> Given records
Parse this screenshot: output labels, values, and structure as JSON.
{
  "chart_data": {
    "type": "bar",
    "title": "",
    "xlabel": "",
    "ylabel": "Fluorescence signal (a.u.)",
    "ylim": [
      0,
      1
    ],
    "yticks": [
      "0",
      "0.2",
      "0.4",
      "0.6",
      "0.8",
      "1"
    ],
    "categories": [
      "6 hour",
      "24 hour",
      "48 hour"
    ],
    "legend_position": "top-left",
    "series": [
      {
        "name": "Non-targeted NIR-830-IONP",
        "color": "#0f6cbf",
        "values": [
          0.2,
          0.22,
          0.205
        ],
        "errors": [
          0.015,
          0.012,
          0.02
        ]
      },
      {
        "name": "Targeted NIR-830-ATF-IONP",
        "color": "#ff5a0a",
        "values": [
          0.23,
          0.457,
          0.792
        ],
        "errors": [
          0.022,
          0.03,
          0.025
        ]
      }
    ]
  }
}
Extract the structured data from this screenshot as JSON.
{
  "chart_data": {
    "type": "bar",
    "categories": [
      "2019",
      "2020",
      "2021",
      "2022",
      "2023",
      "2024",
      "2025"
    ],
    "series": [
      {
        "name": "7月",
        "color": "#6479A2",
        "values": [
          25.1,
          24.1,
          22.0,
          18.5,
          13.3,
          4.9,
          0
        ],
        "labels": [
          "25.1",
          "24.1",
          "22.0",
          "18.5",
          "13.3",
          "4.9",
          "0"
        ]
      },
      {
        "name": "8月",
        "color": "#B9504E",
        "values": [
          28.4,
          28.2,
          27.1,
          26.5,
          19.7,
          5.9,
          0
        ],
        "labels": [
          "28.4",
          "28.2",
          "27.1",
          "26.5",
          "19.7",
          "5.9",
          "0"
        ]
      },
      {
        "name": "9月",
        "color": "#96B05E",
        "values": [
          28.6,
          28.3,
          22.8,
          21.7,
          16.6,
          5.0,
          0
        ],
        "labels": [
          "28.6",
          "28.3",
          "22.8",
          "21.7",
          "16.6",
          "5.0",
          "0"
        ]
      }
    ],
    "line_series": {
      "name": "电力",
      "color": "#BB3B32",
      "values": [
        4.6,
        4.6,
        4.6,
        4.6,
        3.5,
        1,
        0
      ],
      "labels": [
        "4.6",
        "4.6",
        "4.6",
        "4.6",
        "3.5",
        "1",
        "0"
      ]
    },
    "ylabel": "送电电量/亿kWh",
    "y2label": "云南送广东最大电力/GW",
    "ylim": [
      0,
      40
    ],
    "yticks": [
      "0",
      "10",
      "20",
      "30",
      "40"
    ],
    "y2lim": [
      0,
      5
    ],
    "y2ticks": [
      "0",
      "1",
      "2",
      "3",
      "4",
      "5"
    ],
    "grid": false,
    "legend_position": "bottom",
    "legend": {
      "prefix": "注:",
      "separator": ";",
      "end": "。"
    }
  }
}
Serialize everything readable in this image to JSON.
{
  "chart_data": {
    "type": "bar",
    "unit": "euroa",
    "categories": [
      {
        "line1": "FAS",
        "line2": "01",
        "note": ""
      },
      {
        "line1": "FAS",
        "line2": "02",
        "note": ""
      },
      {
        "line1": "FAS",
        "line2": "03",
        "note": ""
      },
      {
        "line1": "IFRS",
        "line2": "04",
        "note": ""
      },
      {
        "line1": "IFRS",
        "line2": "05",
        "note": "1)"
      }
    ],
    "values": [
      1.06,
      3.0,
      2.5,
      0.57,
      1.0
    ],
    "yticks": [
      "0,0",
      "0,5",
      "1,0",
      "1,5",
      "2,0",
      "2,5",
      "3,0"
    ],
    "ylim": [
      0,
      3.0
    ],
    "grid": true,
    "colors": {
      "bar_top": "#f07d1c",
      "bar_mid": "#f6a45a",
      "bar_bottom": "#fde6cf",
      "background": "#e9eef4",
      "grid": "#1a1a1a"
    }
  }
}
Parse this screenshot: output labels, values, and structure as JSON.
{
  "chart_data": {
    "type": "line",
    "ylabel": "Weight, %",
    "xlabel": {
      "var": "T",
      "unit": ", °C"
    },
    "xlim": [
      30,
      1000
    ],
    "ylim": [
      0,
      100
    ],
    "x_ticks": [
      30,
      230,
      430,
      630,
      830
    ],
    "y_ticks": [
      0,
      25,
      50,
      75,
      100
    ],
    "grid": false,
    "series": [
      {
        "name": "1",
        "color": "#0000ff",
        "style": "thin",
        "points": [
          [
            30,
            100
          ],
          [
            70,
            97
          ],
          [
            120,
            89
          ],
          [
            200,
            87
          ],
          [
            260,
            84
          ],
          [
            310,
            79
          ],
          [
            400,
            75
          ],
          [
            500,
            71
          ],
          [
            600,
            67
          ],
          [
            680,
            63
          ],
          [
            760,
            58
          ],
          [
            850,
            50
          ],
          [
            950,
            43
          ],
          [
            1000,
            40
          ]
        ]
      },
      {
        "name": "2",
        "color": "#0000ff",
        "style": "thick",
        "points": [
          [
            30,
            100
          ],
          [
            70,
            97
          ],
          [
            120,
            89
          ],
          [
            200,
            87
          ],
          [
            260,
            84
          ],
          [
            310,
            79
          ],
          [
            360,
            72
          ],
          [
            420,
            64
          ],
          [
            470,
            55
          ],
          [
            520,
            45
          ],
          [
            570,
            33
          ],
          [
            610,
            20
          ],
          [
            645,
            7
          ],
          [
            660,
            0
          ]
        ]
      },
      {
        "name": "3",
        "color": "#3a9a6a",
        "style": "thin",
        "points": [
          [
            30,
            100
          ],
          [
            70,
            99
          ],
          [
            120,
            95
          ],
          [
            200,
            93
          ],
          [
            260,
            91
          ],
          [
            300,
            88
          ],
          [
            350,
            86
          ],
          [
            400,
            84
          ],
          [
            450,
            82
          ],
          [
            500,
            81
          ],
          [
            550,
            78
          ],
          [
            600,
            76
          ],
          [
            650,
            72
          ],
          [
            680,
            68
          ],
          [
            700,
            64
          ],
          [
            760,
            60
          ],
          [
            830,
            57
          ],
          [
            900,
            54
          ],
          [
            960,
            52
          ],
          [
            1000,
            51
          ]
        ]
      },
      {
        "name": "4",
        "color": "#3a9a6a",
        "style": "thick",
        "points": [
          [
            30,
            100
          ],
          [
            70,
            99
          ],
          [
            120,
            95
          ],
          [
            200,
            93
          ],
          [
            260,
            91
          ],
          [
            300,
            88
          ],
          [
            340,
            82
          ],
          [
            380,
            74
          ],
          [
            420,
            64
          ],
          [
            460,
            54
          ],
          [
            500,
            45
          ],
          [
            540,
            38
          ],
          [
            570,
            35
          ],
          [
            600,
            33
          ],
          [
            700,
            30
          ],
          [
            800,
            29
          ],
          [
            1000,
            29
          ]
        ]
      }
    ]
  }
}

> What to work on
What is needed here is an exact reproduction of all the entries.

> Expected answer
Parse this screenshot: output labels, values, and structure as JSON.
{
  "chart_data": {
    "type": "bar",
    "title": "",
    "xlabel": "",
    "ylabel": "Fluorescence signal (a.u.)",
    "ylim": [
      0,
      1
    ],
    "yticks": [
      "0",
      "0.2",
      "0.4",
      "0.6",
      "0.8",
      "1"
    ],
    "categories": [
      "6 hour",
      "24 hour",
      "48 hour"
    ],
    "legend_position": "top-left",
    "series": [
      {
        "name": "Non-targeted NIR-830-IONP",
        "color": "#0f6cbf",
        "values": [
          0.2,
          0.22,
          0.205
        ],
        "errors": [
          0.015,
          0.012,
          0.02
        ]
      },
      {
        "name": "Targeted NIR-830-ATF-IONP",
        "color": "#ff5a0a",
        "values": [
          0.23,
          0.457,
          0.792
        ],
        "errors": [
          0.022,
          0.03,
          0.025
        ]
      }
    ]
  }
}
Extract the structured data from this screenshot as JSON.
{
  "chart_data": {
    "type": "bar",
    "categories": [
      "2019",
      "2020",
      "2021",
      "2022",
      "2023",
      "2024",
      "2025"
    ],
    "series": [
      {
        "name": "7月",
        "color": "#6479A2",
        "values": [
          25.1,
          24.1,
          22.0,
          18.5,
          13.3,
          4.9,
          0
        ],
        "labels": [
          "25.1",
          "24.1",
          "22.0",
          "18.5",
          "13.3",
          "4.9",
          "0"
        ]
      },
      {
        "name": "8月",
        "color": "#B9504E",
        "values": [
          28.4,
          28.2,
          27.1,
          26.5,
          19.7,
          5.9,
          0
        ],
        "labels": [
          "28.4",
          "28.2",
          "27.1",
          "26.5",
          "19.7",
          "5.9",
          "0"
        ]
      },
      {
        "name": "9月",
        "color": "#96B05E",
        "values": [
          28.6,
          28.3,
          22.8,
          21.7,
          16.6,
          5.0,
          0
        ],
        "labels": [
          "28.6",
          "28.3",
          "22.8",
          "21.7",
          "16.6",
          "5.0",
          "0"
        ]
      }
    ],
    "line_series": {
      "name": "电力",
      "color": "#BB3B32",
      "values": [
        4.6,
        4.6,
        4.6,
        4.6,
        3.5,
        1,
        0
      ],
      "labels": [
        "4.6",
        "4.6",
        "4.6",
        "4.6",
        "3.5",
        "1",
        "0"
      ]
    },
    "ylabel": "送电电量/亿kWh",
    "y2label": "云南送广东最大电力/GW",
    "ylim": [
      0,
      40
    ],
    "yticks": [
      "0",
      "10",
      "20",
      "30",
      "40"
    ],
    "y2lim": [
      0,
      5
    ],
    "y2ticks": [
      "0",
      "1",
      "2",
      "3",
      "4",
      "5"
    ],
    "grid": false,
    "legend_position": "bottom",
    "legend": {
      "prefix": "注:",
      "separator": ";",
      "end": "。"
    }
  }
}
Serialize everything readable in this image to JSON.
{
  "chart_data": {
    "type": "bar",
    "unit": "euroa",
    "categories": [
      {
        "line1": "FAS",
        "line2": "01",
        "note": ""
      },
      {
        "line1": "FAS",
        "line2": "02",
        "note": ""
      },
      {
        "line1": "FAS",
        "line2": "03",
        "note": ""
      },
      {
        "line1": "IFRS",
        "line2": "04",
        "note": ""
      },
      {
        "line1": "IFRS",
        "line2": "05",
        "note": "1)"
      }
    ],
    "values": [
      1.06,
      3.0,
      2.5,
      0.57,
      1.0
    ],
    "yticks": [
      "0,0",
      "0,5",
      "1,0",
      "1,5",
      "2,0",
      "2,5",
      "3,0"
    ],
    "ylim": [
      0,
      3.0
    ],
    "grid": true,
    "colors": {
      "bar_top": "#f07d1c",
      "bar_mid": "#f6a45a",
      "bar_bottom": "#fde6cf",
      "background": "#e9eef4",
      "grid": "#1a1a1a"
    }
  }
}
Parse this screenshot: output labels, values, and structure as JSON.
{
  "chart_data": {
    "type": "line",
    "ylabel": "Weight, %",
    "xlabel": {
      "var": "T",
      "unit": ", °C"
    },
    "xlim": [
      30,
      1000
    ],
    "ylim": [
      0,
      100
    ],
    "x_ticks": [
      30,
      230,
      430,
      630,
      830
    ],
    "y_ticks": [
      0,
      25,
      50,
      75,
      100
    ],
    "grid": false,
    "series": [
      {
        "name": "1",
        "color": "#0000ff",
        "style": "thin",
        "points": [
          [
            30,
            100
          ],
          [
            70,
            97
          ],
          [
            120,
            89
          ],
          [
            200,
            87
          ],
          [
            260,
            84
          ],
          [
            310,
            79
          ],
          [
            400,
            75
          ],
          [
            500,
            71
          ],
          [
            600,
            67
          ],
          [
            680,
            63
          ],
          [
            760,
            58
          ],
          [
            850,
            50
          ],
          [
            950,
            43
          ],
          [
            1000,
            40
          ]
        ]
      },
      {
        "name": "2",
        "color": "#0000ff",
        "style": "thick",
        "points": [
          [
            30,
            100
          ],
          [
            70,
            97
          ],
          [
            120,
            89
          ],
          [
            200,
            87
          ],
          [
            260,
            84
          ],
          [
            310,
            79
          ],
          [
            360,
            72
          ],
          [
            420,
            64
          ],
          [
            470,
            55
          ],
          [
            520,
            45
          ],
          [
            570,
            33
          ],
          [
            610,
            20
          ],
          [
            645,
            7
          ],
          [
            660,
            0
          ]
        ]
      },
      {
        "name": "3",
        "color": "#3a9a6a",
        "style": "thin",
        "points": [
          [
            30,
            100
          ],
          [
            70,
            99
          ],
          [
            120,
            95
          ],
          [
            200,
            93
          ],
          [
            260,
            91
          ],
          [
            300,
            88
          ],
          [
            350,
            86
          ],
          [
            400,
            84
          ],
          [
            450,
            82
          ],
          [
            500,
            81
          ],
          [
            550,
            78
          ],
          [
            600,
            76
          ],
          [
            650,
            72
          ],
          [
            680,
            68
          ],
          [
            700,
            64
          ],
          [
            760,
            60
          ],
          [
            830,
            57
          ],
          [
            900,
            54
          ],
          [
            960,
            52
          ],
          [
            1000,
            51
          ]
        ]
      },
      {
        "name": "4",
        "color": "#3a9a6a",
        "style": "thick",
        "points": [
          [
            30,
            100
          ],
          [
            70,
            99
          ],
          [
            120,
            95
          ],
          [
            200,
            93
          ],
          [
            260,
            91
          ],
          [
            300,
            88
          ],
          [
            340,
            82
          ],
          [
            380,
            74
          ],
          [
            420,
            64
          ],
          [
            460,
            54
          ],
          [
            500,
            45
          ],
          [
            540,
            38
          ],
          [
            570,
            35
          ],
          [
            600,
            33
          ],
          [
            700,
            30
          ],
          [
            800,
            29
          ],
          [
            1000,
            29
          ]
        ]
      }
    ]
  }
}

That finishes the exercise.